§ SUPPLIED DATA
========================

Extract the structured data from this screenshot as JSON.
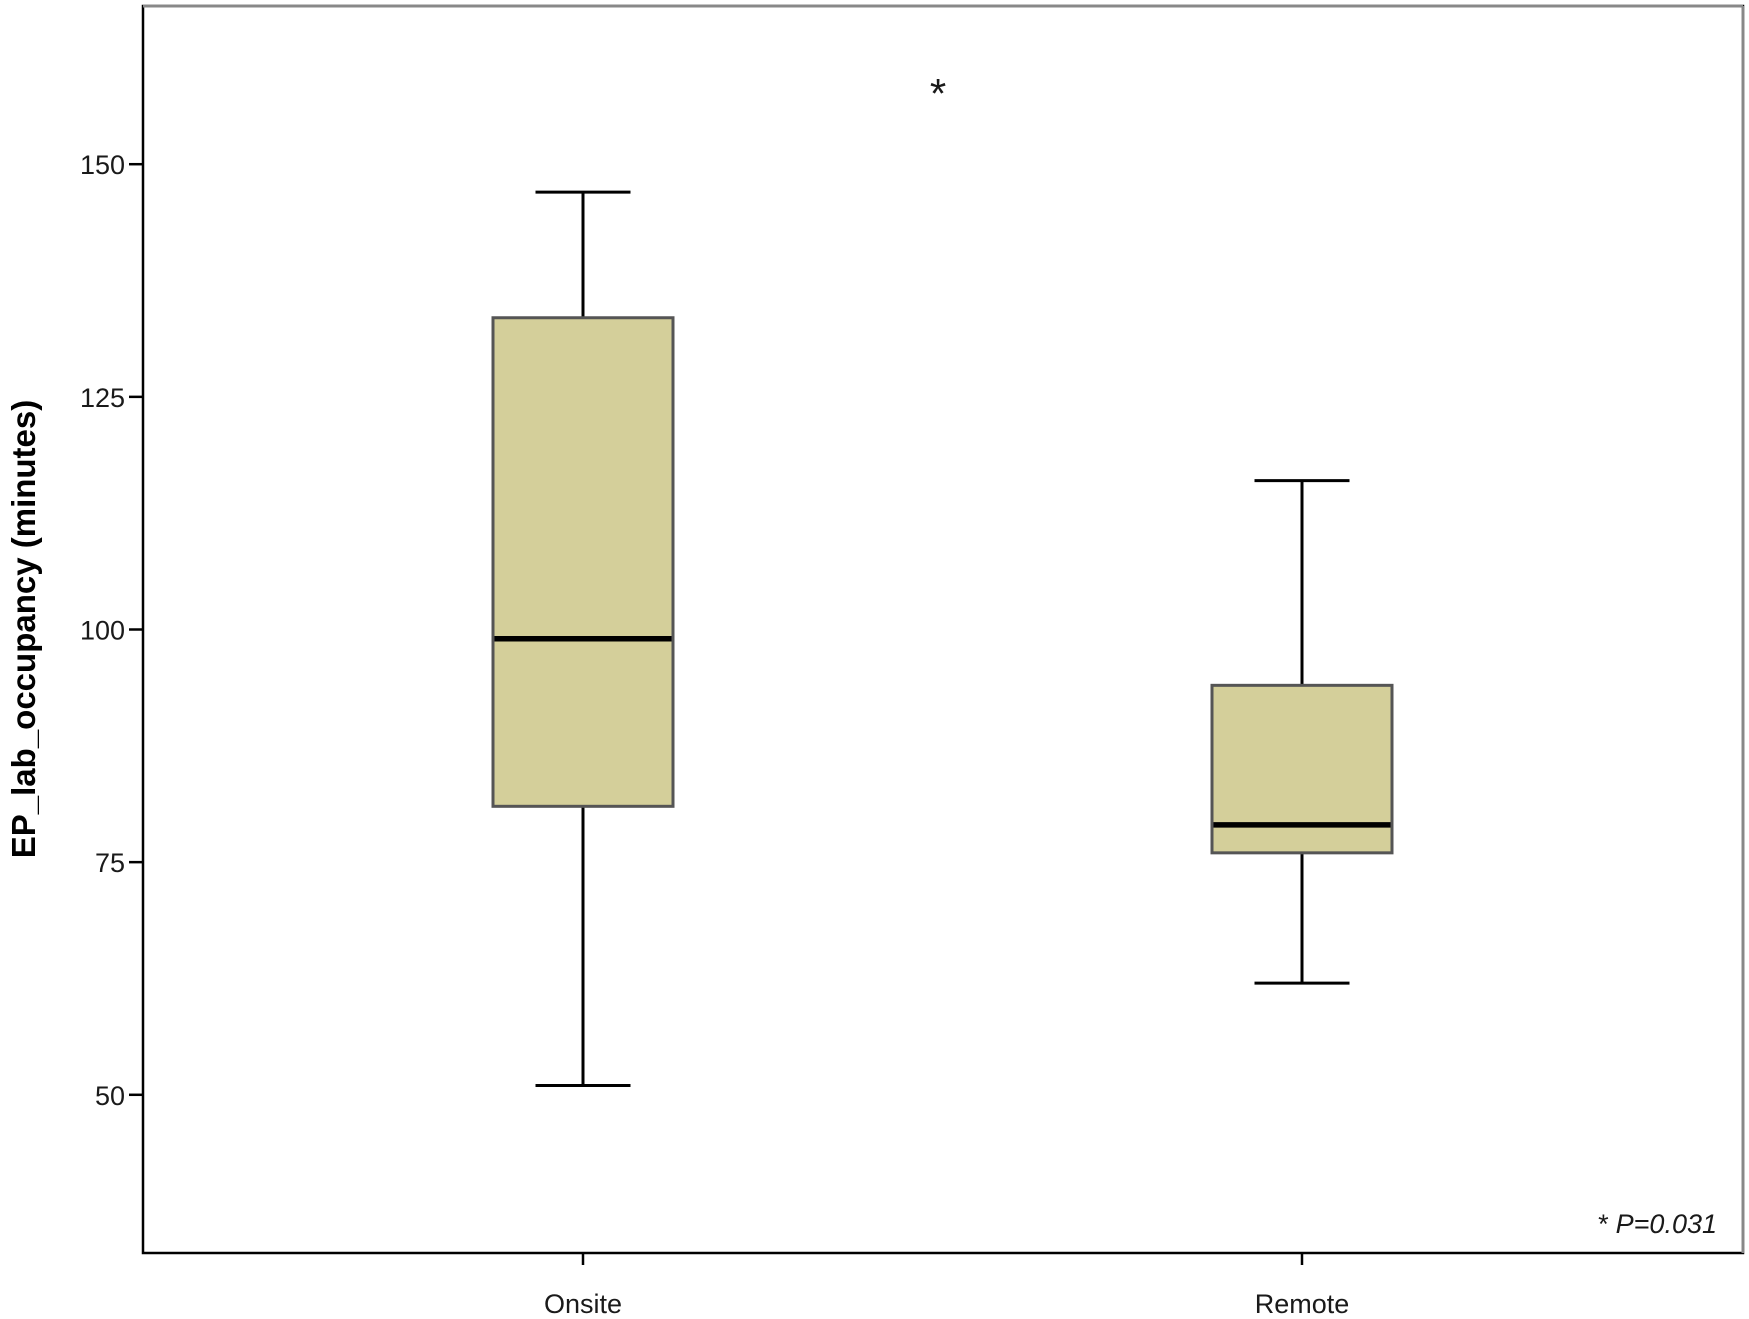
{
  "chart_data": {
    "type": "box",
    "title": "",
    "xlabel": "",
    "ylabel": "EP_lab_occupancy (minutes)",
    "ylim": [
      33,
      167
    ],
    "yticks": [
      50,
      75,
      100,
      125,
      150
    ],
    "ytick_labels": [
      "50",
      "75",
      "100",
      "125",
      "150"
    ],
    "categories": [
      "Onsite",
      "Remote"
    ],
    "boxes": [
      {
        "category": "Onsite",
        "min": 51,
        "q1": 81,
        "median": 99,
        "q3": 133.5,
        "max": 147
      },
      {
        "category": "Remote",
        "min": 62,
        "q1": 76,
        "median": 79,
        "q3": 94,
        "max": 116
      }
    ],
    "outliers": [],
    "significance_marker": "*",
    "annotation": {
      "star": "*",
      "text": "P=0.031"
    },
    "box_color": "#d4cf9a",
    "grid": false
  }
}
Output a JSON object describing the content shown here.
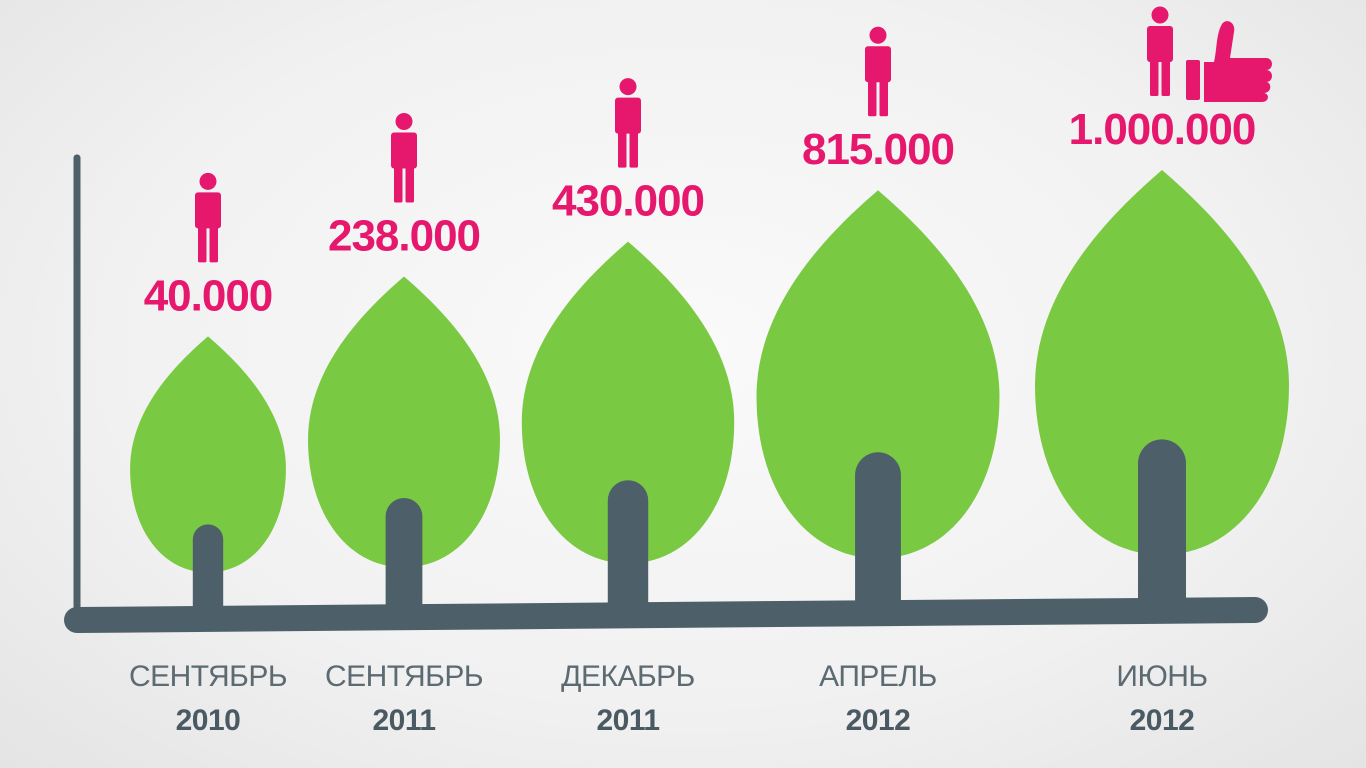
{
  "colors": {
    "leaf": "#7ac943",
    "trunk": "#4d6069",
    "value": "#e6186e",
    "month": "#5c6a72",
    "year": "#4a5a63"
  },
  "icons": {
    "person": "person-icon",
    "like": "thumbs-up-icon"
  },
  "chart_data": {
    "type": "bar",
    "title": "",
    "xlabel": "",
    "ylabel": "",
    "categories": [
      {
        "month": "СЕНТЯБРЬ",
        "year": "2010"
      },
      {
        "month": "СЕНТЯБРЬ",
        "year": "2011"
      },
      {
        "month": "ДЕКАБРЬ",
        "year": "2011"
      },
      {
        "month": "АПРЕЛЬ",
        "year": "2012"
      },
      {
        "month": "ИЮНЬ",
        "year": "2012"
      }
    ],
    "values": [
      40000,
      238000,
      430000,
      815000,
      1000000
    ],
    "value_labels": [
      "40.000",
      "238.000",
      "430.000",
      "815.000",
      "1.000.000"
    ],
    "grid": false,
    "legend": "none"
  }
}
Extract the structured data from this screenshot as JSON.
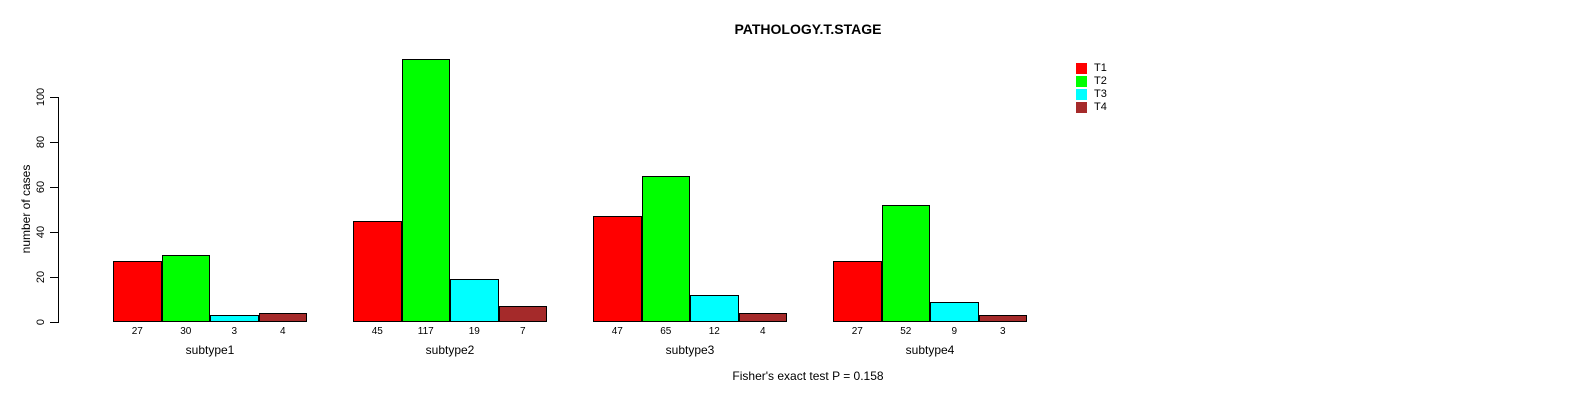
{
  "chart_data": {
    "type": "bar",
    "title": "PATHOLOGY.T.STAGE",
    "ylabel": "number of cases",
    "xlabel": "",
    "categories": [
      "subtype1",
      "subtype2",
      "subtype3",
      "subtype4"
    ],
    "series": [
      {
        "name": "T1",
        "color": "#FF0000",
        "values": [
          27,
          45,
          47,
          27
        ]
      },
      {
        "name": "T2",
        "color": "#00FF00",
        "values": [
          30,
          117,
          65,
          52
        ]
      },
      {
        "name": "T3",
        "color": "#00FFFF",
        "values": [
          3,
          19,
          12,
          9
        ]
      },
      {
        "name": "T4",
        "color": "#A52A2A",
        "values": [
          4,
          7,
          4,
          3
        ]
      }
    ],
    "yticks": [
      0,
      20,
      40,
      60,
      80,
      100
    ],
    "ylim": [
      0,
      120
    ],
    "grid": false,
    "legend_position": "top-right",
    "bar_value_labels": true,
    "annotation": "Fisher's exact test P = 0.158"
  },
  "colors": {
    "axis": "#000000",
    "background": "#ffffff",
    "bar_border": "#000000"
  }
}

========================

§ PROBLEM DETAILS
Reproduce the full listing above verbatim, with no pictures included.

§ RESULT FOR THIS EXERCISE
Extract the structured data from this screenshot as JSON.
{
  "chart_data": {
    "type": "box",
    "title": "",
    "xlabel": "",
    "ylabel": "EP_lab_occupancy (minutes)",
    "ylim": [
      33,
      167
    ],
    "yticks": [
      50,
      75,
      100,
      125,
      150
    ],
    "ytick_labels": [
      "50",
      "75",
      "100",
      "125",
      "150"
    ],
    "categories": [
      "Onsite",
      "Remote"
    ],
    "boxes": [
      {
        "category": "Onsite",
        "min": 51,
        "q1": 81,
        "median": 99,
        "q3": 133.5,
        "max": 147
      },
      {
        "category": "Remote",
        "min": 62,
        "q1": 76,
        "median": 79,
        "q3": 94,
        "max": 116
      }
    ],
    "outliers": [],
    "significance_marker": "*",
    "annotation": {
      "star": "*",
      "text": "P=0.031"
    },
    "box_color": "#d4cf9a",
    "grid": false
  }
}
Output a JSON object describing the content shown here.
{
  "colors": {
    "leaf": "#7ac943",
    "trunk": "#4d6069",
    "value": "#e6186e",
    "month": "#5c6a72",
    "year": "#4a5a63"
  },
  "icons": {
    "person": "person-icon",
    "like": "thumbs-up-icon"
  },
  "chart_data": {
    "type": "bar",
    "title": "",
    "xlabel": "",
    "ylabel": "",
    "categories": [
      {
        "month": "СЕНТЯБРЬ",
        "year": "2010"
      },
      {
        "month": "СЕНТЯБРЬ",
        "year": "2011"
      },
      {
        "month": "ДЕКАБРЬ",
        "year": "2011"
      },
      {
        "month": "АПРЕЛЬ",
        "year": "2012"
      },
      {
        "month": "ИЮНЬ",
        "year": "2012"
      }
    ],
    "values": [
      40000,
      238000,
      430000,
      815000,
      1000000
    ],
    "value_labels": [
      "40.000",
      "238.000",
      "430.000",
      "815.000",
      "1.000.000"
    ],
    "grid": false,
    "legend": "none"
  }
}
Extract the structured data from this screenshot as JSON.
{
  "chart_data": {
    "type": "bar",
    "title": "PATHOLOGY.T.STAGE",
    "ylabel": "number of cases",
    "xlabel": "",
    "categories": [
      "subtype1",
      "subtype2",
      "subtype3",
      "subtype4"
    ],
    "series": [
      {
        "name": "T1",
        "color": "#FF0000",
        "values": [
          27,
          45,
          47,
          27
        ]
      },
      {
        "name": "T2",
        "color": "#00FF00",
        "values": [
          30,
          117,
          65,
          52
        ]
      },
      {
        "name": "T3",
        "color": "#00FFFF",
        "values": [
          3,
          19,
          12,
          9
        ]
      },
      {
        "name": "T4",
        "color": "#A52A2A",
        "values": [
          4,
          7,
          4,
          3
        ]
      }
    ],
    "yticks": [
      0,
      20,
      40,
      60,
      80,
      100
    ],
    "ylim": [
      0,
      120
    ],
    "grid": false,
    "legend_position": "top-right",
    "bar_value_labels": true,
    "annotation": "Fisher's exact test P = 0.158"
  },
  "colors": {
    "axis": "#000000",
    "background": "#ffffff",
    "bar_border": "#000000"
  }
}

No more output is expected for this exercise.